--- BEGIN Records to use ---
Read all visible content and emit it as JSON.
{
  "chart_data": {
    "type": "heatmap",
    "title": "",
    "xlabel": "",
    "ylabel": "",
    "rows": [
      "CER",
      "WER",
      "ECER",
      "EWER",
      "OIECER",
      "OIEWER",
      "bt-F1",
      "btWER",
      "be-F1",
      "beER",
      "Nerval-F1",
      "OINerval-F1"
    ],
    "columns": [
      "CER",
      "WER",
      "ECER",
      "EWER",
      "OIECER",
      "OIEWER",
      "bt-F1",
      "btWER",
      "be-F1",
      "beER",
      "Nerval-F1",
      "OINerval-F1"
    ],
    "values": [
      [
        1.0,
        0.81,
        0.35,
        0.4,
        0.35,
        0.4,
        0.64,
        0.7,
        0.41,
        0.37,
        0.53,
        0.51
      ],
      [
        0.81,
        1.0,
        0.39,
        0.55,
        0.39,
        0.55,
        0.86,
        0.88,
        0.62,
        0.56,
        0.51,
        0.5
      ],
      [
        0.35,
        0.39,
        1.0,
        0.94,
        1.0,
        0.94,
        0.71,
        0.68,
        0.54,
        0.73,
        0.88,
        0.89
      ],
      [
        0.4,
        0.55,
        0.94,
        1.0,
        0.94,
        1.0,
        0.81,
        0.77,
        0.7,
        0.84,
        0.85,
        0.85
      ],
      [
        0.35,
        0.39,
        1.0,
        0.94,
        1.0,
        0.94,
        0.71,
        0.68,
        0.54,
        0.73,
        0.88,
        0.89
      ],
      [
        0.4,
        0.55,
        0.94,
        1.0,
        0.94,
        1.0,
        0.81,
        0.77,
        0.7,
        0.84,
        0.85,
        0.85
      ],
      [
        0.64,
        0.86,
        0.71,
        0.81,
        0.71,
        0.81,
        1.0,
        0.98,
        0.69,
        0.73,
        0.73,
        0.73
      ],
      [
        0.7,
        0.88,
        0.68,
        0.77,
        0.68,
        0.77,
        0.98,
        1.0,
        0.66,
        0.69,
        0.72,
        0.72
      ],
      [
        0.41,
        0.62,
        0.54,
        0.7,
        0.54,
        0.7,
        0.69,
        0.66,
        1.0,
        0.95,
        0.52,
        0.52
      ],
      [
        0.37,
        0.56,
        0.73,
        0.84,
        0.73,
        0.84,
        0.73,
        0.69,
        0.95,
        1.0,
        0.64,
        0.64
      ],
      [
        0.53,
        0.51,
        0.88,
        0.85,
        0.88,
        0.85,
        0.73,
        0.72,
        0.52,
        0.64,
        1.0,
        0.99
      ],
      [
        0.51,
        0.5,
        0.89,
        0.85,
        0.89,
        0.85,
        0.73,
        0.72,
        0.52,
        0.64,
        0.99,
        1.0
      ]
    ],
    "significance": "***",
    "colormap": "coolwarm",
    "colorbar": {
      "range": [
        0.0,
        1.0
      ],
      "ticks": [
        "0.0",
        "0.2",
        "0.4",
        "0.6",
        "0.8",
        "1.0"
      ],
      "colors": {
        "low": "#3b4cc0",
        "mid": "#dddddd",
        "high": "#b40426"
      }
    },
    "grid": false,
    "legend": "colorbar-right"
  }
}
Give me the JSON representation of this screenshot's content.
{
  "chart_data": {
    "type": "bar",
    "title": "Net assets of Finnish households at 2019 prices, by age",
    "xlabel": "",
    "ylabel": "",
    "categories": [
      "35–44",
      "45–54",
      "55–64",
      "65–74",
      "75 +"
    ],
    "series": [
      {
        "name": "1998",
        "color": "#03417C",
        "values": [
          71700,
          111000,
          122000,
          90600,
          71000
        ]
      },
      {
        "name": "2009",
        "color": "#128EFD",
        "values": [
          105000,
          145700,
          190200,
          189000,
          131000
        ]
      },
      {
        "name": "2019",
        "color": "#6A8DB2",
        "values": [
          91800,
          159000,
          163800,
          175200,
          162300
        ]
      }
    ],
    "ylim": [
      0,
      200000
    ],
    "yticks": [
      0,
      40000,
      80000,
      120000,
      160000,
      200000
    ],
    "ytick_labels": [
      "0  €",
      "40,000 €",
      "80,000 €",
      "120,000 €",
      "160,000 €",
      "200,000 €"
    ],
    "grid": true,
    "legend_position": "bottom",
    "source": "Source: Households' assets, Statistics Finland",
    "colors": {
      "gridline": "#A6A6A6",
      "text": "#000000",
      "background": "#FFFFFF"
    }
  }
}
--- END Records to use ---
> [Aim of the task]: Write out all of the records above exactly as they appear.

> [Output for this task]:
Read all visible content and emit it as JSON.
{
  "chart_data": {
    "type": "heatmap",
    "title": "",
    "xlabel": "",
    "ylabel": "",
    "rows": [
      "CER",
      "WER",
      "ECER",
      "EWER",
      "OIECER",
      "OIEWER",
      "bt-F1",
      "btWER",
      "be-F1",
      "beER",
      "Nerval-F1",
      "OINerval-F1"
    ],
    "columns": [
      "CER",
      "WER",
      "ECER",
      "EWER",
      "OIECER",
      "OIEWER",
      "bt-F1",
      "btWER",
      "be-F1",
      "beER",
      "Nerval-F1",
      "OINerval-F1"
    ],
    "values": [
      [
        1.0,
        0.81,
        0.35,
        0.4,
        0.35,
        0.4,
        0.64,
        0.7,
        0.41,
        0.37,
        0.53,
        0.51
      ],
      [
        0.81,
        1.0,
        0.39,
        0.55,
        0.39,
        0.55,
        0.86,
        0.88,
        0.62,
        0.56,
        0.51,
        0.5
      ],
      [
        0.35,
        0.39,
        1.0,
        0.94,
        1.0,
        0.94,
        0.71,
        0.68,
        0.54,
        0.73,
        0.88,
        0.89
      ],
      [
        0.4,
        0.55,
        0.94,
        1.0,
        0.94,
        1.0,
        0.81,
        0.77,
        0.7,
        0.84,
        0.85,
        0.85
      ],
      [
        0.35,
        0.39,
        1.0,
        0.94,
        1.0,
        0.94,
        0.71,
        0.68,
        0.54,
        0.73,
        0.88,
        0.89
      ],
      [
        0.4,
        0.55,
        0.94,
        1.0,
        0.94,
        1.0,
        0.81,
        0.77,
        0.7,
        0.84,
        0.85,
        0.85
      ],
      [
        0.64,
        0.86,
        0.71,
        0.81,
        0.71,
        0.81,
        1.0,
        0.98,
        0.69,
        0.73,
        0.73,
        0.73
      ],
      [
        0.7,
        0.88,
        0.68,
        0.77,
        0.68,
        0.77,
        0.98,
        1.0,
        0.66,
        0.69,
        0.72,
        0.72
      ],
      [
        0.41,
        0.62,
        0.54,
        0.7,
        0.54,
        0.7,
        0.69,
        0.66,
        1.0,
        0.95,
        0.52,
        0.52
      ],
      [
        0.37,
        0.56,
        0.73,
        0.84,
        0.73,
        0.84,
        0.73,
        0.69,
        0.95,
        1.0,
        0.64,
        0.64
      ],
      [
        0.53,
        0.51,
        0.88,
        0.85,
        0.88,
        0.85,
        0.73,
        0.72,
        0.52,
        0.64,
        1.0,
        0.99
      ],
      [
        0.51,
        0.5,
        0.89,
        0.85,
        0.89,
        0.85,
        0.73,
        0.72,
        0.52,
        0.64,
        0.99,
        1.0
      ]
    ],
    "significance": "***",
    "colormap": "coolwarm",
    "colorbar": {
      "range": [
        0.0,
        1.0
      ],
      "ticks": [
        "0.0",
        "0.2",
        "0.4",
        "0.6",
        "0.8",
        "1.0"
      ],
      "colors": {
        "low": "#3b4cc0",
        "mid": "#dddddd",
        "high": "#b40426"
      }
    },
    "grid": false,
    "legend": "colorbar-right"
  }
}
Give me the JSON representation of this screenshot's content.
{
  "chart_data": {
    "type": "bar",
    "title": "Net assets of Finnish households at 2019 prices, by age",
    "xlabel": "",
    "ylabel": "",
    "categories": [
      "35–44",
      "45–54",
      "55–64",
      "65–74",
      "75 +"
    ],
    "series": [
      {
        "name": "1998",
        "color": "#03417C",
        "values": [
          71700,
          111000,
          122000,
          90600,
          71000
        ]
      },
      {
        "name": "2009",
        "color": "#128EFD",
        "values": [
          105000,
          145700,
          190200,
          189000,
          131000
        ]
      },
      {
        "name": "2019",
        "color": "#6A8DB2",
        "values": [
          91800,
          159000,
          163800,
          175200,
          162300
        ]
      }
    ],
    "ylim": [
      0,
      200000
    ],
    "yticks": [
      0,
      40000,
      80000,
      120000,
      160000,
      200000
    ],
    "ytick_labels": [
      "0  €",
      "40,000 €",
      "80,000 €",
      "120,000 €",
      "160,000 €",
      "200,000 €"
    ],
    "grid": true,
    "legend_position": "bottom",
    "source": "Source: Households' assets, Statistics Finland",
    "colors": {
      "gridline": "#A6A6A6",
      "text": "#000000",
      "background": "#FFFFFF"
    }
  }
}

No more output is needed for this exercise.